The term shrimp is used to refer to some decapod crustaceans, although the exact animals covered can vary. Used broadly, it may cover any of the groups with elongated bodies and a primarily swimming mode of locomotion – chiefly Caridea and Dendrobranchiata. In some fields, however, the term is used more narrowly, and may be restricted to Caridea, to smaller species of either group, or to only the marine species. Under the broader definition, shrimp may be synonymous with prawn, covering stalk-eyed swimming crustaceans with long narrow muscular tails (abdomens), long whiskers (antennae) and slender legs. They swim forward by paddling with swimmerets on the underside of their abdomens. Crabsand lobsters have strong walking legs, whereas shrimp have thin fragile legs which they use primarily for perching.

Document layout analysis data
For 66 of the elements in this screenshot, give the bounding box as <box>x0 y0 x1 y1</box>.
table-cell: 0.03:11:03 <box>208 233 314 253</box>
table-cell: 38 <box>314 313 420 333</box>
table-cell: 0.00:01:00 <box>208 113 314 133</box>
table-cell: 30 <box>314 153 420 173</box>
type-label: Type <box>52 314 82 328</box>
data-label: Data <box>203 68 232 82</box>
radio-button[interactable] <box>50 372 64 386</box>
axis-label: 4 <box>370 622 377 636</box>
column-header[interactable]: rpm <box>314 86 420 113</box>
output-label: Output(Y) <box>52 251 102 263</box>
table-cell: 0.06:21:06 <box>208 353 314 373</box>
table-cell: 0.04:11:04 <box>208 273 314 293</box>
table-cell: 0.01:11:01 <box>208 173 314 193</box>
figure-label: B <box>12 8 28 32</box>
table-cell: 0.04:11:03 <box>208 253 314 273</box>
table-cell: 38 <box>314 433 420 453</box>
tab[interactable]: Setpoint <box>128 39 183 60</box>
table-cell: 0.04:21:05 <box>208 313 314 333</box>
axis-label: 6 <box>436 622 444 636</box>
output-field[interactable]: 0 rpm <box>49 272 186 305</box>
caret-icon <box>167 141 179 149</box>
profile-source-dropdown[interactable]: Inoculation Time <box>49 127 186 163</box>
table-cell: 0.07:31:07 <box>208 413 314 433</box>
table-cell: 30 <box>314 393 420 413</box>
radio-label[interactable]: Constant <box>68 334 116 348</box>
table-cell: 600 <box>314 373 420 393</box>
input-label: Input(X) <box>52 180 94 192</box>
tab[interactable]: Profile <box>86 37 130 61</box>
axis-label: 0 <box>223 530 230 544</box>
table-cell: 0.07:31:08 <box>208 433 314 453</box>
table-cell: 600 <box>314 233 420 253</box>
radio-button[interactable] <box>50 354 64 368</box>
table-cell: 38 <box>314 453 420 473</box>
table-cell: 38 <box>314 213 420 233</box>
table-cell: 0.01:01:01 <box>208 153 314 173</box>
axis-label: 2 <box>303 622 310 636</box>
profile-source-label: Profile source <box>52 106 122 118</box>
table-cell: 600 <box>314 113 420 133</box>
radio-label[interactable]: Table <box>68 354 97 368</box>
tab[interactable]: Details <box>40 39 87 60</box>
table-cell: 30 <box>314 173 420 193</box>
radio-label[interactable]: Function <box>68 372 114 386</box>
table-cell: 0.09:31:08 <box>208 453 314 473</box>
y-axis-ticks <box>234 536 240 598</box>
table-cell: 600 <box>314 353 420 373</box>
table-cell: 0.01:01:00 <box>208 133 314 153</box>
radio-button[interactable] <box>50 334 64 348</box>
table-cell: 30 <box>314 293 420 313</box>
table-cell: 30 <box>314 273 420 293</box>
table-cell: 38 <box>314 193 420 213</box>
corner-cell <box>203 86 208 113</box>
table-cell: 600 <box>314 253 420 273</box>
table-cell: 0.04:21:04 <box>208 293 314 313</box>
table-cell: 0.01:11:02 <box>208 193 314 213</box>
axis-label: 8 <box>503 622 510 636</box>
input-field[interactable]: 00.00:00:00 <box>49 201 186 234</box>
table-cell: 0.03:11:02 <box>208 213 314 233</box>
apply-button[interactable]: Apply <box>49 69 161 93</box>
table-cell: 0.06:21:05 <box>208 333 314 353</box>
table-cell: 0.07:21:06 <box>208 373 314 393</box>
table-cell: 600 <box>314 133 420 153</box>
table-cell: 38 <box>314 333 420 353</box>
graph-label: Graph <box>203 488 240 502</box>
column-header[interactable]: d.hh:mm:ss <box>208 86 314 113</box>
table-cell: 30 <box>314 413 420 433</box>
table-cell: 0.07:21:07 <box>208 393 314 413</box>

● **EXERCISE REQUIREMENTS**:
**A.** Answer these questions from the shrimp passage:
(i) Under the broad use of the term, which two groups does shrimp chiefly cover?
(ii) In fields that use the term more narrowly, what three restrictions may apply?
(iii) How do shrimp swim forward?
**B.** Continue the passage about shrimp from its last sentence.

● **ANSWERS IN ORDER**:
**A.**
(i) Caridea and Dendrobranchiata.
(ii) It may be restricted to Caridea, to smaller species of either group, or to only the marine species.
(iii) They paddle with swimmerets on the underside of their abdomens.

**B.**
Shrimp are widespread and abundant. They can be found feeding near the seafloor on most coasts and estuaries, as well as in rivers and lakes. To escape predators, some species flip off the seafloor and dive into the sediment. They usually live from one to seven years. Shrimp are often solitary, though they can form large schools during the spawning season. There are thousands of species, and usually there is a species adapted to any particular habitat. Any small crustacean which resembles a shrimp tends to be called one.

They play important roles in the food chain and are important food sources for larger animals from fish to whales. The muscular tails of shrimp can be delicious to eat, and they are widely caught and farmed for human consumption. Commercial shrimp species support an industry worth 50 billion dollars a year, and in 2010 the total commercial production of shrimp was nearly 7 million tonnes (see production chart below). Shrimp farming took off during the 1980s, particularly in China, and by 2007 the harvest from shrimp farms exceeded the capture of wild shrimp. There are significant issues with excessive bycatch when shrimp are captured in the wild, and with pollution damage done to estuaries when they are used to support shrimp farming. Many shrimp species are small as the term shrimp suggests, about 2 cm (0.79 in) long, but some shrimp exceed 25 cm (9.8 in). Larger shrimp are more likely to be targeted commercially, and are often referred to as prawns, particularly in Britain.